REQUIREMENTS >>
Every line of the records below should be restated exactly.

····················

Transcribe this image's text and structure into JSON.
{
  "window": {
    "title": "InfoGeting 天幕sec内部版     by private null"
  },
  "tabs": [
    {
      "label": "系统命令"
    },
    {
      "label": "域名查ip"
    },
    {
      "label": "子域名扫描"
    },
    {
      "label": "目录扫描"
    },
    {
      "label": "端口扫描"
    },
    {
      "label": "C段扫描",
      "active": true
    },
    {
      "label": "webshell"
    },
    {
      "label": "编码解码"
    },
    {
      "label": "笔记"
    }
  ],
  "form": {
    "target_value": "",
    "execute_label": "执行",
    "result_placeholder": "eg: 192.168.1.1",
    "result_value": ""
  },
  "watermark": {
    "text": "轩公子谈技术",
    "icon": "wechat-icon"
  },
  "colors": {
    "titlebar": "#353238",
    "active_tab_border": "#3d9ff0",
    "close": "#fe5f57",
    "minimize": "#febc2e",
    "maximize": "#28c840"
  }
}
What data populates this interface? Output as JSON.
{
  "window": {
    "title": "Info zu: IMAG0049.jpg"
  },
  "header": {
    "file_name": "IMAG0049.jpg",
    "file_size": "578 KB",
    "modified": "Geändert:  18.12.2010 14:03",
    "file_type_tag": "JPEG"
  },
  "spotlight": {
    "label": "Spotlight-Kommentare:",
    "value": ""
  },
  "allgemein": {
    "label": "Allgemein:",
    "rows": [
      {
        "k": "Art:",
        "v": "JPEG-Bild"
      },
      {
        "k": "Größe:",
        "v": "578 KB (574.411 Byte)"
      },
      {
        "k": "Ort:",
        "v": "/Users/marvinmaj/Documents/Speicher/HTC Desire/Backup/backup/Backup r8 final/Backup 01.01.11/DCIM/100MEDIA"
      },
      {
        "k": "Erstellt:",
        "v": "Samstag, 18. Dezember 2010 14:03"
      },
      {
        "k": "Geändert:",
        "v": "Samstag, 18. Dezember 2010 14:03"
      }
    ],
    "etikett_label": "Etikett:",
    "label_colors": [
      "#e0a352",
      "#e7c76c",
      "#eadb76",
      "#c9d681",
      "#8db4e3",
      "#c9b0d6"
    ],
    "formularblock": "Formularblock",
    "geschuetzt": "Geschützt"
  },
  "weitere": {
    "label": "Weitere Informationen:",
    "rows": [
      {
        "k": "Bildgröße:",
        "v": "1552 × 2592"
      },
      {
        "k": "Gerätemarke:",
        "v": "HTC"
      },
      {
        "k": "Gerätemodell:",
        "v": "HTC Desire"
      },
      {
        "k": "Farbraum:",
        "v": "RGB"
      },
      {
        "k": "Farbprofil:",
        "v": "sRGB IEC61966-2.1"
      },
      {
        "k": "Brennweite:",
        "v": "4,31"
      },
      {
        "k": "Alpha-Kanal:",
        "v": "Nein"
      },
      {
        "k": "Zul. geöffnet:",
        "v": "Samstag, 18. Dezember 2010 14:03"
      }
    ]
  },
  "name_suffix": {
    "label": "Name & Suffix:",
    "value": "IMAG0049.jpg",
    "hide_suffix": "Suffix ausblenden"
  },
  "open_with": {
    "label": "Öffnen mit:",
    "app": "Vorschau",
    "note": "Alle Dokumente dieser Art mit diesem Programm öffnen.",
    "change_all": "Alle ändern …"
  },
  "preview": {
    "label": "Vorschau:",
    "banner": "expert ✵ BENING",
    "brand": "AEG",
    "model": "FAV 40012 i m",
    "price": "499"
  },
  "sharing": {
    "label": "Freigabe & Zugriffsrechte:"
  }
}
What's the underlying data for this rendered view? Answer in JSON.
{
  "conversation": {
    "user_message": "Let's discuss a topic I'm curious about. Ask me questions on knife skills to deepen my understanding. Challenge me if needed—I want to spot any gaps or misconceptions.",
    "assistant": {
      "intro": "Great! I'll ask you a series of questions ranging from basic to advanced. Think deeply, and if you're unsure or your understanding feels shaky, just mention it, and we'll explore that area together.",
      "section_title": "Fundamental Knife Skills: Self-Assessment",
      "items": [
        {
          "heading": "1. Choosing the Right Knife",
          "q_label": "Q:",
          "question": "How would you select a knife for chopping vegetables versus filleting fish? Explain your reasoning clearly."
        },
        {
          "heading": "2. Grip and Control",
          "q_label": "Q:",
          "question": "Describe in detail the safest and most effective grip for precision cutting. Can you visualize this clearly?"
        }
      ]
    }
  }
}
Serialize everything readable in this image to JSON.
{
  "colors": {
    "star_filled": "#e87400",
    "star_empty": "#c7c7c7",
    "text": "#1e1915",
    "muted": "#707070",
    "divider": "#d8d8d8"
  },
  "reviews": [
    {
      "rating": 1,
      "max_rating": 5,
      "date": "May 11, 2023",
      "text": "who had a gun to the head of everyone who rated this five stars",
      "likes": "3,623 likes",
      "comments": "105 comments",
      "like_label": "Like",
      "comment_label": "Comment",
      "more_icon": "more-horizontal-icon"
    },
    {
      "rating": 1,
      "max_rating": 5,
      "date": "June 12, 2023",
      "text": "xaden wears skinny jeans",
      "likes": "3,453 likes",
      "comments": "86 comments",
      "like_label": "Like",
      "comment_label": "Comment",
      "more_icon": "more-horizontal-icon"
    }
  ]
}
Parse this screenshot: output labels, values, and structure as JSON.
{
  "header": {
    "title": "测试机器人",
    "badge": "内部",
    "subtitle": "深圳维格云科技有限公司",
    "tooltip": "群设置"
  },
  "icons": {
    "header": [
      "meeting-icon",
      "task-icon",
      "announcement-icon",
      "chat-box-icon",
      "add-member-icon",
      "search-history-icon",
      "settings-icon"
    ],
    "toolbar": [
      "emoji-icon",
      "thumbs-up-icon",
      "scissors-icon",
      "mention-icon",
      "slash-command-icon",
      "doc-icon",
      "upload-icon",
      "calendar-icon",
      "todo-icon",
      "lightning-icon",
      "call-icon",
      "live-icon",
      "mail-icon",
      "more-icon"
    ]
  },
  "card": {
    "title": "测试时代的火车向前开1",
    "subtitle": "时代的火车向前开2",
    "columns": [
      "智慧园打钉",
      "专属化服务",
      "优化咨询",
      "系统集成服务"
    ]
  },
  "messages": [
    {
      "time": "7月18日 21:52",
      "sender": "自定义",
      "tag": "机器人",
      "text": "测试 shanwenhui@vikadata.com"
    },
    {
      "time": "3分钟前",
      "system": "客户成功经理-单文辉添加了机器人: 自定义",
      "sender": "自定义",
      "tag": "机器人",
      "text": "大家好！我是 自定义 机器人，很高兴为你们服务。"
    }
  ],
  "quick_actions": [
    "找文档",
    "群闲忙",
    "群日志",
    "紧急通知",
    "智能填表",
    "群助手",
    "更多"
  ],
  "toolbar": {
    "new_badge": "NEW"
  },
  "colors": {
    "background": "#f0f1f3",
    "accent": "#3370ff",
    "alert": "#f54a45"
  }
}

····················

WRITTEN SOLUTION >>
Transcribe this image's text and structure into JSON.
{
  "window": {
    "title": "InfoGeting 天幕sec内部版     by private null"
  },
  "tabs": [
    {
      "label": "系统命令"
    },
    {
      "label": "域名查ip"
    },
    {
      "label": "子域名扫描"
    },
    {
      "label": "目录扫描"
    },
    {
      "label": "端口扫描"
    },
    {
      "label": "C段扫描",
      "active": true
    },
    {
      "label": "webshell"
    },
    {
      "label": "编码解码"
    },
    {
      "label": "笔记"
    }
  ],
  "form": {
    "target_value": "",
    "execute_label": "执行",
    "result_placeholder": "eg: 192.168.1.1",
    "result_value": ""
  },
  "watermark": {
    "text": "轩公子谈技术",
    "icon": "wechat-icon"
  },
  "colors": {
    "titlebar": "#353238",
    "active_tab_border": "#3d9ff0",
    "close": "#fe5f57",
    "minimize": "#febc2e",
    "maximize": "#28c840"
  }
}
What data populates this interface? Output as JSON.
{
  "window": {
    "title": "Info zu: IMAG0049.jpg"
  },
  "header": {
    "file_name": "IMAG0049.jpg",
    "file_size": "578 KB",
    "modified": "Geändert:  18.12.2010 14:03",
    "file_type_tag": "JPEG"
  },
  "spotlight": {
    "label": "Spotlight-Kommentare:",
    "value": ""
  },
  "allgemein": {
    "label": "Allgemein:",
    "rows": [
      {
        "k": "Art:",
        "v": "JPEG-Bild"
      },
      {
        "k": "Größe:",
        "v": "578 KB (574.411 Byte)"
      },
      {
        "k": "Ort:",
        "v": "/Users/marvinmaj/Documents/Speicher/HTC Desire/Backup/backup/Backup r8 final/Backup 01.01.11/DCIM/100MEDIA"
      },
      {
        "k": "Erstellt:",
        "v": "Samstag, 18. Dezember 2010 14:03"
      },
      {
        "k": "Geändert:",
        "v": "Samstag, 18. Dezember 2010 14:03"
      }
    ],
    "etikett_label": "Etikett:",
    "label_colors": [
      "#e0a352",
      "#e7c76c",
      "#eadb76",
      "#c9d681",
      "#8db4e3",
      "#c9b0d6"
    ],
    "formularblock": "Formularblock",
    "geschuetzt": "Geschützt"
  },
  "weitere": {
    "label": "Weitere Informationen:",
    "rows": [
      {
        "k": "Bildgröße:",
        "v": "1552 × 2592"
      },
      {
        "k": "Gerätemarke:",
        "v": "HTC"
      },
      {
        "k": "Gerätemodell:",
        "v": "HTC Desire"
      },
      {
        "k": "Farbraum:",
        "v": "RGB"
      },
      {
        "k": "Farbprofil:",
        "v": "sRGB IEC61966-2.1"
      },
      {
        "k": "Brennweite:",
        "v": "4,31"
      },
      {
        "k": "Alpha-Kanal:",
        "v": "Nein"
      },
      {
        "k": "Zul. geöffnet:",
        "v": "Samstag, 18. Dezember 2010 14:03"
      }
    ]
  },
  "name_suffix": {
    "label": "Name & Suffix:",
    "value": "IMAG0049.jpg",
    "hide_suffix": "Suffix ausblenden"
  },
  "open_with": {
    "label": "Öffnen mit:",
    "app": "Vorschau",
    "note": "Alle Dokumente dieser Art mit diesem Programm öffnen.",
    "change_all": "Alle ändern …"
  },
  "preview": {
    "label": "Vorschau:",
    "banner": "expert ✵ BENING",
    "brand": "AEG",
    "model": "FAV 40012 i m",
    "price": "499"
  },
  "sharing": {
    "label": "Freigabe & Zugriffsrechte:"
  }
}
What's the underlying data for this rendered view? Answer in JSON.
{
  "conversation": {
    "user_message": "Let's discuss a topic I'm curious about. Ask me questions on knife skills to deepen my understanding. Challenge me if needed—I want to spot any gaps or misconceptions.",
    "assistant": {
      "intro": "Great! I'll ask you a series of questions ranging from basic to advanced. Think deeply, and if you're unsure or your understanding feels shaky, just mention it, and we'll explore that area together.",
      "section_title": "Fundamental Knife Skills: Self-Assessment",
      "items": [
        {
          "heading": "1. Choosing the Right Knife",
          "q_label": "Q:",
          "question": "How would you select a knife for chopping vegetables versus filleting fish? Explain your reasoning clearly."
        },
        {
          "heading": "2. Grip and Control",
          "q_label": "Q:",
          "question": "Describe in detail the safest and most effective grip for precision cutting. Can you visualize this clearly?"
        }
      ]
    }
  }
}
Serialize everything readable in this image to JSON.
{
  "colors": {
    "star_filled": "#e87400",
    "star_empty": "#c7c7c7",
    "text": "#1e1915",
    "muted": "#707070",
    "divider": "#d8d8d8"
  },
  "reviews": [
    {
      "rating": 1,
      "max_rating": 5,
      "date": "May 11, 2023",
      "text": "who had a gun to the head of everyone who rated this five stars",
      "likes": "3,623 likes",
      "comments": "105 comments",
      "like_label": "Like",
      "comment_label": "Comment",
      "more_icon": "more-horizontal-icon"
    },
    {
      "rating": 1,
      "max_rating": 5,
      "date": "June 12, 2023",
      "text": "xaden wears skinny jeans",
      "likes": "3,453 likes",
      "comments": "86 comments",
      "like_label": "Like",
      "comment_label": "Comment",
      "more_icon": "more-horizontal-icon"
    }
  ]
}
Parse this screenshot: output labels, values, and structure as JSON.
{
  "header": {
    "title": "测试机器人",
    "badge": "内部",
    "subtitle": "深圳维格云科技有限公司",
    "tooltip": "群设置"
  },
  "icons": {
    "header": [
      "meeting-icon",
      "task-icon",
      "announcement-icon",
      "chat-box-icon",
      "add-member-icon",
      "search-history-icon",
      "settings-icon"
    ],
    "toolbar": [
      "emoji-icon",
      "thumbs-up-icon",
      "scissors-icon",
      "mention-icon",
      "slash-command-icon",
      "doc-icon",
      "upload-icon",
      "calendar-icon",
      "todo-icon",
      "lightning-icon",
      "call-icon",
      "live-icon",
      "mail-icon",
      "more-icon"
    ]
  },
  "card": {
    "title": "测试时代的火车向前开1",
    "subtitle": "时代的火车向前开2",
    "columns": [
      "智慧园打钉",
      "专属化服务",
      "优化咨询",
      "系统集成服务"
    ]
  },
  "messages": [
    {
      "time": "7月18日 21:52",
      "sender": "自定义",
      "tag": "机器人",
      "text": "测试 shanwenhui@vikadata.com"
    },
    {
      "time": "3分钟前",
      "system": "客户成功经理-单文辉添加了机器人: 自定义",
      "sender": "自定义",
      "tag": "机器人",
      "text": "大家好！我是 自定义 机器人，很高兴为你们服务。"
    }
  ],
  "quick_actions": [
    "找文档",
    "群闲忙",
    "群日志",
    "紧急通知",
    "智能填表",
    "群助手",
    "更多"
  ],
  "toolbar": {
    "new_badge": "NEW"
  },
  "colors": {
    "background": "#f0f1f3",
    "accent": "#3370ff",
    "alert": "#f54a45"
  }
}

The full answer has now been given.